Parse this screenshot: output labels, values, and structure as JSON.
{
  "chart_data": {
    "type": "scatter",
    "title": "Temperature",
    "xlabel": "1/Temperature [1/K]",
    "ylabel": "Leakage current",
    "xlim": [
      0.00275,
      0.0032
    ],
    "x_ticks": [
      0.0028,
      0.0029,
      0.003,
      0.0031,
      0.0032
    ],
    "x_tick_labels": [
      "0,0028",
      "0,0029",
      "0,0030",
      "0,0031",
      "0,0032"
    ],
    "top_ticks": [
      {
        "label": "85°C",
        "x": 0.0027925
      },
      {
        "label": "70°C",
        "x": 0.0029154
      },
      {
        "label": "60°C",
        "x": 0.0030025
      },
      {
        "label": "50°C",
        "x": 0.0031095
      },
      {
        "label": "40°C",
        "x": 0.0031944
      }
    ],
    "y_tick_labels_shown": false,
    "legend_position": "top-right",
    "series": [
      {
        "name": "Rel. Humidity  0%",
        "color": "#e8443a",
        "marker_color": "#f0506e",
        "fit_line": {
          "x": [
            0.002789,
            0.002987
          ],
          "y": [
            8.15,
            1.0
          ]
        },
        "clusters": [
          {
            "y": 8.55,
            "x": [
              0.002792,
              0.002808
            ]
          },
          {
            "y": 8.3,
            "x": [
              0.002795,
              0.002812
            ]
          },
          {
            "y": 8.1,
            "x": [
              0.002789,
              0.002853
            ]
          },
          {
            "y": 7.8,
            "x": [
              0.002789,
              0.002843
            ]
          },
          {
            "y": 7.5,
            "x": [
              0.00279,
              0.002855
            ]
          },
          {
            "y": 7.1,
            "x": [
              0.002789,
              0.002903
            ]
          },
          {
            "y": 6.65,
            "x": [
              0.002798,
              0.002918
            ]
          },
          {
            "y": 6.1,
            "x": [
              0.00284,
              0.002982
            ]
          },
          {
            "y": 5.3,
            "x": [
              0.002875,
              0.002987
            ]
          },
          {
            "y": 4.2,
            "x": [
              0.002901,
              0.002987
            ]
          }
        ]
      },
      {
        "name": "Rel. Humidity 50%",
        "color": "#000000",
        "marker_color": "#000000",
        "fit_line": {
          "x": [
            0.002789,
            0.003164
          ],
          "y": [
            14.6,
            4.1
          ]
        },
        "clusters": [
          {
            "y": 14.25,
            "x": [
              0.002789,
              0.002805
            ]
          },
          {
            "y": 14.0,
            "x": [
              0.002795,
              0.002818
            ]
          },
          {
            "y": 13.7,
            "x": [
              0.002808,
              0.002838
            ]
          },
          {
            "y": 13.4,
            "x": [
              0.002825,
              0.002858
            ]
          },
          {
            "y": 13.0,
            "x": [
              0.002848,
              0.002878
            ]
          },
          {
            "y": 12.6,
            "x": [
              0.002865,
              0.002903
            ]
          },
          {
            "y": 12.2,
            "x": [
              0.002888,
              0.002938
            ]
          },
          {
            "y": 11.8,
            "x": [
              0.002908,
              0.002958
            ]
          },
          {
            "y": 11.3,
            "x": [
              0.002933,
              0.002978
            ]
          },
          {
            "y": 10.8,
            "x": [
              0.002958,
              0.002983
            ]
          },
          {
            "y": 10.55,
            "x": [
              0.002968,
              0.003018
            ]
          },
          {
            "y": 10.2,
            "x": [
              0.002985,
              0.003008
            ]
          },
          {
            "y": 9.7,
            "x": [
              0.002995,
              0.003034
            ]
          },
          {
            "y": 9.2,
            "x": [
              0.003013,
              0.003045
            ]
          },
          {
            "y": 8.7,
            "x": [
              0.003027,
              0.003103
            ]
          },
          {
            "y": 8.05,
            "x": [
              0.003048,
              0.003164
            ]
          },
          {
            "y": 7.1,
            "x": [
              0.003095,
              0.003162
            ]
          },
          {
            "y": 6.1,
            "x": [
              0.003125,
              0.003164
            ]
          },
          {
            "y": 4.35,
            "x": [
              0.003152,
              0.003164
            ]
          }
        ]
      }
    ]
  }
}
= = = = = = =
Transcribe all of the lines in the records precisely.

FULL ANSWER:
Parse this screenshot: output labels, values, and structure as JSON.
{
  "chart_data": {
    "type": "scatter",
    "title": "Temperature",
    "xlabel": "1/Temperature [1/K]",
    "ylabel": "Leakage current",
    "xlim": [
      0.00275,
      0.0032
    ],
    "x_ticks": [
      0.0028,
      0.0029,
      0.003,
      0.0031,
      0.0032
    ],
    "x_tick_labels": [
      "0,0028",
      "0,0029",
      "0,0030",
      "0,0031",
      "0,0032"
    ],
    "top_ticks": [
      {
        "label": "85°C",
        "x": 0.0027925
      },
      {
        "label": "70°C",
        "x": 0.0029154
      },
      {
        "label": "60°C",
        "x": 0.0030025
      },
      {
        "label": "50°C",
        "x": 0.0031095
      },
      {
        "label": "40°C",
        "x": 0.0031944
      }
    ],
    "y_tick_labels_shown": false,
    "legend_position": "top-right",
    "series": [
      {
        "name": "Rel. Humidity  0%",
        "color": "#e8443a",
        "marker_color": "#f0506e",
        "fit_line": {
          "x": [
            0.002789,
            0.002987
          ],
          "y": [
            8.15,
            1.0
          ]
        },
        "clusters": [
          {
            "y": 8.55,
            "x": [
              0.002792,
              0.002808
            ]
          },
          {
            "y": 8.3,
            "x": [
              0.002795,
              0.002812
            ]
          },
          {
            "y": 8.1,
            "x": [
              0.002789,
              0.002853
            ]
          },
          {
            "y": 7.8,
            "x": [
              0.002789,
              0.002843
            ]
          },
          {
            "y": 7.5,
            "x": [
              0.00279,
              0.002855
            ]
          },
          {
            "y": 7.1,
            "x": [
              0.002789,
              0.002903
            ]
          },
          {
            "y": 6.65,
            "x": [
              0.002798,
              0.002918
            ]
          },
          {
            "y": 6.1,
            "x": [
              0.00284,
              0.002982
            ]
          },
          {
            "y": 5.3,
            "x": [
              0.002875,
              0.002987
            ]
          },
          {
            "y": 4.2,
            "x": [
              0.002901,
              0.002987
            ]
          }
        ]
      },
      {
        "name": "Rel. Humidity 50%",
        "color": "#000000",
        "marker_color": "#000000",
        "fit_line": {
          "x": [
            0.002789,
            0.003164
          ],
          "y": [
            14.6,
            4.1
          ]
        },
        "clusters": [
          {
            "y": 14.25,
            "x": [
              0.002789,
              0.002805
            ]
          },
          {
            "y": 14.0,
            "x": [
              0.002795,
              0.002818
            ]
          },
          {
            "y": 13.7,
            "x": [
              0.002808,
              0.002838
            ]
          },
          {
            "y": 13.4,
            "x": [
              0.002825,
              0.002858
            ]
          },
          {
            "y": 13.0,
            "x": [
              0.002848,
              0.002878
            ]
          },
          {
            "y": 12.6,
            "x": [
              0.002865,
              0.002903
            ]
          },
          {
            "y": 12.2,
            "x": [
              0.002888,
              0.002938
            ]
          },
          {
            "y": 11.8,
            "x": [
              0.002908,
              0.002958
            ]
          },
          {
            "y": 11.3,
            "x": [
              0.002933,
              0.002978
            ]
          },
          {
            "y": 10.8,
            "x": [
              0.002958,
              0.002983
            ]
          },
          {
            "y": 10.55,
            "x": [
              0.002968,
              0.003018
            ]
          },
          {
            "y": 10.2,
            "x": [
              0.002985,
              0.003008
            ]
          },
          {
            "y": 9.7,
            "x": [
              0.002995,
              0.003034
            ]
          },
          {
            "y": 9.2,
            "x": [
              0.003013,
              0.003045
            ]
          },
          {
            "y": 8.7,
            "x": [
              0.003027,
              0.003103
            ]
          },
          {
            "y": 8.05,
            "x": [
              0.003048,
              0.003164
            ]
          },
          {
            "y": 7.1,
            "x": [
              0.003095,
              0.003162
            ]
          },
          {
            "y": 6.1,
            "x": [
              0.003125,
              0.003164
            ]
          },
          {
            "y": 4.35,
            "x": [
              0.003152,
              0.003164
            ]
          }
        ]
      }
    ]
  }
}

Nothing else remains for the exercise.